WHAT YOU WILL DO —
Copy out every record below with complete accuracy.

Dataset excerpts —
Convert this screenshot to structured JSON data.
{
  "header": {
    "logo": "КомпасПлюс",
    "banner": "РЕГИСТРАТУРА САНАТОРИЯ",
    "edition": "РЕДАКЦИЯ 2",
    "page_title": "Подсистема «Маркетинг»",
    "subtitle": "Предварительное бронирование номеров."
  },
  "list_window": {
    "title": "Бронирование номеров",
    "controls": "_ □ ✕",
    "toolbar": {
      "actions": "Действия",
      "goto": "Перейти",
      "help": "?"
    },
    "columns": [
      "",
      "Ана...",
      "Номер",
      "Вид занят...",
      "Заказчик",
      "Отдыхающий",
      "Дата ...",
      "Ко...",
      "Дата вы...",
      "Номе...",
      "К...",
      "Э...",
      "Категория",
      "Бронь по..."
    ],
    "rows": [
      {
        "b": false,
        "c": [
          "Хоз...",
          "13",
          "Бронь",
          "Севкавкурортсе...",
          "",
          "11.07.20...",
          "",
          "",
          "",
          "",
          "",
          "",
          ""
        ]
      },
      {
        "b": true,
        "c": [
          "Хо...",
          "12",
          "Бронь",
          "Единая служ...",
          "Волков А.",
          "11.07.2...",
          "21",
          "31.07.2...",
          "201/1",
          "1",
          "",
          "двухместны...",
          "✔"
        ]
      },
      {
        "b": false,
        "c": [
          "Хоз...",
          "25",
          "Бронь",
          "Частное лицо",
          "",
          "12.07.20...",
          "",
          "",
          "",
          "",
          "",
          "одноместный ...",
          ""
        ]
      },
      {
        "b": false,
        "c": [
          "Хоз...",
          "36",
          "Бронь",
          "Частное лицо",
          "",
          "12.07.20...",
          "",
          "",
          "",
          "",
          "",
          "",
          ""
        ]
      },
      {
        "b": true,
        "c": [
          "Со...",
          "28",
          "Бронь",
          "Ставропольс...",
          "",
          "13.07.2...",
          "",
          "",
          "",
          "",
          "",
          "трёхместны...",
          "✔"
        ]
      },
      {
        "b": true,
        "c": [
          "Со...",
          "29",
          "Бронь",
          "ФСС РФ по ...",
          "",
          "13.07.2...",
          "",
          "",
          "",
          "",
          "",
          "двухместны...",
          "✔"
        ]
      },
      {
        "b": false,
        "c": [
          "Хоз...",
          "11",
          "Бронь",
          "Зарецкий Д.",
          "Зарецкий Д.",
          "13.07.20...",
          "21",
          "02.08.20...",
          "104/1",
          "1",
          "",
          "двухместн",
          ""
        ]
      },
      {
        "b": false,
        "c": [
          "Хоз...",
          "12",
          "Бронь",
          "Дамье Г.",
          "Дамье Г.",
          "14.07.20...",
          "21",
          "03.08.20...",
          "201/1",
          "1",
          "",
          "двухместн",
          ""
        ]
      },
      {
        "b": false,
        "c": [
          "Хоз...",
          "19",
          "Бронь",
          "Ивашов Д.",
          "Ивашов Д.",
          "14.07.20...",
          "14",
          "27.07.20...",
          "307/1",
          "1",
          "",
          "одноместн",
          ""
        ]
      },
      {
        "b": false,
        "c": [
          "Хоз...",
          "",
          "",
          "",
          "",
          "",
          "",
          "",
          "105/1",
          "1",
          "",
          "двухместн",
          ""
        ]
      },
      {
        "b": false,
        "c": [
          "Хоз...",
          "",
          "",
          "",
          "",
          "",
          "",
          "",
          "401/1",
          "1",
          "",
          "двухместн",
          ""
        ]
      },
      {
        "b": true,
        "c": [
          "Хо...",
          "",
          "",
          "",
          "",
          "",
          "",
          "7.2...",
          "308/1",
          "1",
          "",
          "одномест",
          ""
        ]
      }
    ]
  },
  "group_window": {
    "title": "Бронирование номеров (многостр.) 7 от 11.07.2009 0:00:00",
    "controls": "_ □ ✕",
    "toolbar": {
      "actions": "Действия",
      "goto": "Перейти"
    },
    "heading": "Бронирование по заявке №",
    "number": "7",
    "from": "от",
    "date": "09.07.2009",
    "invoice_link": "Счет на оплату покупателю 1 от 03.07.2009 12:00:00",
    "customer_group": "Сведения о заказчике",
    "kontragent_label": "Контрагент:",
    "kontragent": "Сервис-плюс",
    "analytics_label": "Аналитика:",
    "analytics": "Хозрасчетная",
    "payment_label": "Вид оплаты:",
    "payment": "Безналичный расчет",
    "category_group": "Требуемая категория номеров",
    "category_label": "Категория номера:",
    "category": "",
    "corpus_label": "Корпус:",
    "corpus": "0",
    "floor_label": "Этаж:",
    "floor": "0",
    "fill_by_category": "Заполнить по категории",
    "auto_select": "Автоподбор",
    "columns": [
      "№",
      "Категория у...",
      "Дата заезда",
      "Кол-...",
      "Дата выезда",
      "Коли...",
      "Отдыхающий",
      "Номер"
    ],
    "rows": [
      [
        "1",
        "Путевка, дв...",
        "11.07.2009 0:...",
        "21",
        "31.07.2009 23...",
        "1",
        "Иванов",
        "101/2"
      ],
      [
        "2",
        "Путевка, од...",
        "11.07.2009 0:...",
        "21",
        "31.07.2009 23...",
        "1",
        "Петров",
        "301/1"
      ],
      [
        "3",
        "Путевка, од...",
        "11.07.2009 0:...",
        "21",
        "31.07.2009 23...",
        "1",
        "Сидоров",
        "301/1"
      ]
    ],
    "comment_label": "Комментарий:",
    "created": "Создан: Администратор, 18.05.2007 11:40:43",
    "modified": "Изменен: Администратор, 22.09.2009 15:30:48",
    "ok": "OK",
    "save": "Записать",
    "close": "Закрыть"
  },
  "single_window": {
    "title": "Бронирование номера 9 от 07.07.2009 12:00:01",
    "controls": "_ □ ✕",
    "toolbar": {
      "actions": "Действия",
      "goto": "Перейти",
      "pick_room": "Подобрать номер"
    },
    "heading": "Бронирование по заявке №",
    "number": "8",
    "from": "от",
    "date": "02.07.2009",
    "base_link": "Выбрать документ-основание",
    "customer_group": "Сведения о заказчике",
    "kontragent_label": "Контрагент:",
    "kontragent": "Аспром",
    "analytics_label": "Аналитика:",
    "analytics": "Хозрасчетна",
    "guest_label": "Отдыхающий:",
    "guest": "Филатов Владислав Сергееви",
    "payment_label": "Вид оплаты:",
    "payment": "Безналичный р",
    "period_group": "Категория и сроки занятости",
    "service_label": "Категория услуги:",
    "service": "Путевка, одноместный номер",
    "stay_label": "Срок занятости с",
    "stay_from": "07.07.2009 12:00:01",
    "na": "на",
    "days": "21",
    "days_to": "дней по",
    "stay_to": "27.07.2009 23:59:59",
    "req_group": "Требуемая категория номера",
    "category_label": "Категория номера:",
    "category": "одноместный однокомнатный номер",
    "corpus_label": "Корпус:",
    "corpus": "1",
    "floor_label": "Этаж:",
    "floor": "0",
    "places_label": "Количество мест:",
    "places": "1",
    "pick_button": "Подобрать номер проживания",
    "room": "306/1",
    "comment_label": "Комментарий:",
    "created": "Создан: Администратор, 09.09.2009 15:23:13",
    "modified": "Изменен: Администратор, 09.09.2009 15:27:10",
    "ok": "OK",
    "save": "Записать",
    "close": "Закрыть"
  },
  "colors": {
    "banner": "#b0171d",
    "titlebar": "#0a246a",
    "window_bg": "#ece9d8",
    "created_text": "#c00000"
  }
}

WRITTEN SOLUTION —
Convert this screenshot to structured JSON data.
{
  "header": {
    "logo": "КомпасПлюс",
    "banner": "РЕГИСТРАТУРА САНАТОРИЯ",
    "edition": "РЕДАКЦИЯ 2",
    "page_title": "Подсистема «Маркетинг»",
    "subtitle": "Предварительное бронирование номеров."
  },
  "list_window": {
    "title": "Бронирование номеров",
    "controls": "_ □ ✕",
    "toolbar": {
      "actions": "Действия",
      "goto": "Перейти",
      "help": "?"
    },
    "columns": [
      "",
      "Ана...",
      "Номер",
      "Вид занят...",
      "Заказчик",
      "Отдыхающий",
      "Дата ...",
      "Ко...",
      "Дата вы...",
      "Номе...",
      "К...",
      "Э...",
      "Категория",
      "Бронь по..."
    ],
    "rows": [
      {
        "b": false,
        "c": [
          "Хоз...",
          "13",
          "Бронь",
          "Севкавкурортсе...",
          "",
          "11.07.20...",
          "",
          "",
          "",
          "",
          "",
          "",
          ""
        ]
      },
      {
        "b": true,
        "c": [
          "Хо...",
          "12",
          "Бронь",
          "Единая служ...",
          "Волков А.",
          "11.07.2...",
          "21",
          "31.07.2...",
          "201/1",
          "1",
          "",
          "двухместны...",
          "✔"
        ]
      },
      {
        "b": false,
        "c": [
          "Хоз...",
          "25",
          "Бронь",
          "Частное лицо",
          "",
          "12.07.20...",
          "",
          "",
          "",
          "",
          "",
          "одноместный ...",
          ""
        ]
      },
      {
        "b": false,
        "c": [
          "Хоз...",
          "36",
          "Бронь",
          "Частное лицо",
          "",
          "12.07.20...",
          "",
          "",
          "",
          "",
          "",
          "",
          ""
        ]
      },
      {
        "b": true,
        "c": [
          "Со...",
          "28",
          "Бронь",
          "Ставропольс...",
          "",
          "13.07.2...",
          "",
          "",
          "",
          "",
          "",
          "трёхместны...",
          "✔"
        ]
      },
      {
        "b": true,
        "c": [
          "Со...",
          "29",
          "Бронь",
          "ФСС РФ по ...",
          "",
          "13.07.2...",
          "",
          "",
          "",
          "",
          "",
          "двухместны...",
          "✔"
        ]
      },
      {
        "b": false,
        "c": [
          "Хоз...",
          "11",
          "Бронь",
          "Зарецкий Д.",
          "Зарецкий Д.",
          "13.07.20...",
          "21",
          "02.08.20...",
          "104/1",
          "1",
          "",
          "двухместн",
          ""
        ]
      },
      {
        "b": false,
        "c": [
          "Хоз...",
          "12",
          "Бронь",
          "Дамье Г.",
          "Дамье Г.",
          "14.07.20...",
          "21",
          "03.08.20...",
          "201/1",
          "1",
          "",
          "двухместн",
          ""
        ]
      },
      {
        "b": false,
        "c": [
          "Хоз...",
          "19",
          "Бронь",
          "Ивашов Д.",
          "Ивашов Д.",
          "14.07.20...",
          "14",
          "27.07.20...",
          "307/1",
          "1",
          "",
          "одноместн",
          ""
        ]
      },
      {
        "b": false,
        "c": [
          "Хоз...",
          "",
          "",
          "",
          "",
          "",
          "",
          "",
          "105/1",
          "1",
          "",
          "двухместн",
          ""
        ]
      },
      {
        "b": false,
        "c": [
          "Хоз...",
          "",
          "",
          "",
          "",
          "",
          "",
          "",
          "401/1",
          "1",
          "",
          "двухместн",
          ""
        ]
      },
      {
        "b": true,
        "c": [
          "Хо...",
          "",
          "",
          "",
          "",
          "",
          "",
          "7.2...",
          "308/1",
          "1",
          "",
          "одномест",
          ""
        ]
      }
    ]
  },
  "group_window": {
    "title": "Бронирование номеров (многостр.) 7 от 11.07.2009 0:00:00",
    "controls": "_ □ ✕",
    "toolbar": {
      "actions": "Действия",
      "goto": "Перейти"
    },
    "heading": "Бронирование по заявке №",
    "number": "7",
    "from": "от",
    "date": "09.07.2009",
    "invoice_link": "Счет на оплату покупателю 1 от 03.07.2009 12:00:00",
    "customer_group": "Сведения о заказчике",
    "kontragent_label": "Контрагент:",
    "kontragent": "Сервис-плюс",
    "analytics_label": "Аналитика:",
    "analytics": "Хозрасчетная",
    "payment_label": "Вид оплаты:",
    "payment": "Безналичный расчет",
    "category_group": "Требуемая категория номеров",
    "category_label": "Категория номера:",
    "category": "",
    "corpus_label": "Корпус:",
    "corpus": "0",
    "floor_label": "Этаж:",
    "floor": "0",
    "fill_by_category": "Заполнить по категории",
    "auto_select": "Автоподбор",
    "columns": [
      "№",
      "Категория у...",
      "Дата заезда",
      "Кол-...",
      "Дата выезда",
      "Коли...",
      "Отдыхающий",
      "Номер"
    ],
    "rows": [
      [
        "1",
        "Путевка, дв...",
        "11.07.2009 0:...",
        "21",
        "31.07.2009 23...",
        "1",
        "Иванов",
        "101/2"
      ],
      [
        "2",
        "Путевка, од...",
        "11.07.2009 0:...",
        "21",
        "31.07.2009 23...",
        "1",
        "Петров",
        "301/1"
      ],
      [
        "3",
        "Путевка, од...",
        "11.07.2009 0:...",
        "21",
        "31.07.2009 23...",
        "1",
        "Сидоров",
        "301/1"
      ]
    ],
    "comment_label": "Комментарий:",
    "created": "Создан: Администратор, 18.05.2007 11:40:43",
    "modified": "Изменен: Администратор, 22.09.2009 15:30:48",
    "ok": "OK",
    "save": "Записать",
    "close": "Закрыть"
  },
  "single_window": {
    "title": "Бронирование номера 9 от 07.07.2009 12:00:01",
    "controls": "_ □ ✕",
    "toolbar": {
      "actions": "Действия",
      "goto": "Перейти",
      "pick_room": "Подобрать номер"
    },
    "heading": "Бронирование по заявке №",
    "number": "8",
    "from": "от",
    "date": "02.07.2009",
    "base_link": "Выбрать документ-основание",
    "customer_group": "Сведения о заказчике",
    "kontragent_label": "Контрагент:",
    "kontragent": "Аспром",
    "analytics_label": "Аналитика:",
    "analytics": "Хозрасчетна",
    "guest_label": "Отдыхающий:",
    "guest": "Филатов Владислав Сергееви",
    "payment_label": "Вид оплаты:",
    "payment": "Безналичный р",
    "period_group": "Категория и сроки занятости",
    "service_label": "Категория услуги:",
    "service": "Путевка, одноместный номер",
    "stay_label": "Срок занятости с",
    "stay_from": "07.07.2009 12:00:01",
    "na": "на",
    "days": "21",
    "days_to": "дней по",
    "stay_to": "27.07.2009 23:59:59",
    "req_group": "Требуемая категория номера",
    "category_label": "Категория номера:",
    "category": "одноместный однокомнатный номер",
    "corpus_label": "Корпус:",
    "corpus": "1",
    "floor_label": "Этаж:",
    "floor": "0",
    "places_label": "Количество мест:",
    "places": "1",
    "pick_button": "Подобрать номер проживания",
    "room": "306/1",
    "comment_label": "Комментарий:",
    "created": "Создан: Администратор, 09.09.2009 15:23:13",
    "modified": "Изменен: Администратор, 09.09.2009 15:27:10",
    "ok": "OK",
    "save": "Записать",
    "close": "Закрыть"
  },
  "colors": {
    "banner": "#b0171d",
    "titlebar": "#0a246a",
    "window_bg": "#ece9d8",
    "created_text": "#c00000"
  }
}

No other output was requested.